— BEGIN STORED ROWS —

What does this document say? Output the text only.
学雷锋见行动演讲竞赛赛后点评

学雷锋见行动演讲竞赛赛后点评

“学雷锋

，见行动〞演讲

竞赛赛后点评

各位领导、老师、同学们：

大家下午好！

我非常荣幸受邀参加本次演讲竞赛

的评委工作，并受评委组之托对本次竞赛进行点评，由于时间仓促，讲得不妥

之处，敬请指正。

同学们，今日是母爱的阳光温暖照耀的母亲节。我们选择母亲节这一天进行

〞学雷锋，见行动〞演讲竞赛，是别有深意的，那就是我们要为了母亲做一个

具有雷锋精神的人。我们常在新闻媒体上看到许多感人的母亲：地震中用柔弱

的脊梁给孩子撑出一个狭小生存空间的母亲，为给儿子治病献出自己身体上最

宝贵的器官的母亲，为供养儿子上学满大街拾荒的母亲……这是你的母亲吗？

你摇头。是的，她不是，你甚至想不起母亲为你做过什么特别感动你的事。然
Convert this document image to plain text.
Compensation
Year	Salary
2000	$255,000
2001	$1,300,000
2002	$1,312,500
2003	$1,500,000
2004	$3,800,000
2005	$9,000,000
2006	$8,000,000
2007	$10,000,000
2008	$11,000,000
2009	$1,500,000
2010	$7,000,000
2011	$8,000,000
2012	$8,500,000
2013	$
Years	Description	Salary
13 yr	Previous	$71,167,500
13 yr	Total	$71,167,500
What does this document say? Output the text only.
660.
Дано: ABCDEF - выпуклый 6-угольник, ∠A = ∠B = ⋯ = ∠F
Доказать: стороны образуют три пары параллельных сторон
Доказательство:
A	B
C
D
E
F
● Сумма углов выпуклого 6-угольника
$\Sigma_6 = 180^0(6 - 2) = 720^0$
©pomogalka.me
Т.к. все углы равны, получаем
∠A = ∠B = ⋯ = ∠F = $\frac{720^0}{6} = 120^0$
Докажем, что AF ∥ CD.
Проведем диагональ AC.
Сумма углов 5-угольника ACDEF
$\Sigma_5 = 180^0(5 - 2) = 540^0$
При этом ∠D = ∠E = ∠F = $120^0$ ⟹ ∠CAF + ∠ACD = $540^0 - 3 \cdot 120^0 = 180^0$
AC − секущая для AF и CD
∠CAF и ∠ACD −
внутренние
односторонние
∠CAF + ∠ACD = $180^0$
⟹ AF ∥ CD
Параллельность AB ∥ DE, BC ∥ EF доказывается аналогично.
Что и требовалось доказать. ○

— END STORED ROWS —

WHAT IS BEING ASKED |
Give the entries again in full, exactly as they are written.

EXERCISE SOLUTION |
What does this document say? Output the text only.
学雷锋见行动演讲竞赛赛后点评

学雷锋见行动演讲竞赛赛后点评

“学雷锋

，见行动〞演讲

竞赛赛后点评

各位领导、老师、同学们：

大家下午好！

我非常荣幸受邀参加本次演讲竞赛

的评委工作，并受评委组之托对本次竞赛进行点评，由于时间仓促，讲得不妥

之处，敬请指正。

同学们，今日是母爱的阳光温暖照耀的母亲节。我们选择母亲节这一天进行

〞学雷锋，见行动〞演讲竞赛，是别有深意的，那就是我们要为了母亲做一个

具有雷锋精神的人。我们常在新闻媒体上看到许多感人的母亲：地震中用柔弱

的脊梁给孩子撑出一个狭小生存空间的母亲，为给儿子治病献出自己身体上最

宝贵的器官的母亲，为供养儿子上学满大街拾荒的母亲……这是你的母亲吗？

你摇头。是的，她不是，你甚至想不起母亲为你做过什么特别感动你的事。然
Convert this document image to plain text.
Compensation
Year	Salary
2000	$255,000
2001	$1,300,000
2002	$1,312,500
2003	$1,500,000
2004	$3,800,000
2005	$9,000,000
2006	$8,000,000
2007	$10,000,000
2008	$11,000,000
2009	$1,500,000
2010	$7,000,000
2011	$8,000,000
2012	$8,500,000
2013	$
Years	Description	Salary
13 yr	Previous	$71,167,500
13 yr	Total	$71,167,500
What does this document say? Output the text only.
660.
Дано: ABCDEF - выпуклый 6-угольник, ∠A = ∠B = ⋯ = ∠F
Доказать: стороны образуют три пары параллельных сторон
Доказательство:
A	B
C
D
E
F
● Сумма углов выпуклого 6-угольника
$\Sigma_6 = 180^0(6 - 2) = 720^0$
©pomogalka.me
Т.к. все углы равны, получаем
∠A = ∠B = ⋯ = ∠F = $\frac{720^0}{6} = 120^0$
Докажем, что AF ∥ CD.
Проведем диагональ AC.
Сумма углов 5-угольника ACDEF
$\Sigma_5 = 180^0(5 - 2) = 540^0$
При этом ∠D = ∠E = ∠F = $120^0$ ⟹ ∠CAF + ∠ACD = $540^0 - 3 \cdot 120^0 = 180^0$
AC − секущая для AF и CD
∠CAF и ∠ACD −
внутренние
односторонние
∠CAF + ∠ACD = $180^0$
⟹ AF ∥ CD
Параллельность AB ∥ DE, BC ∥ EF доказывается аналогично.
Что и требовалось доказать. ○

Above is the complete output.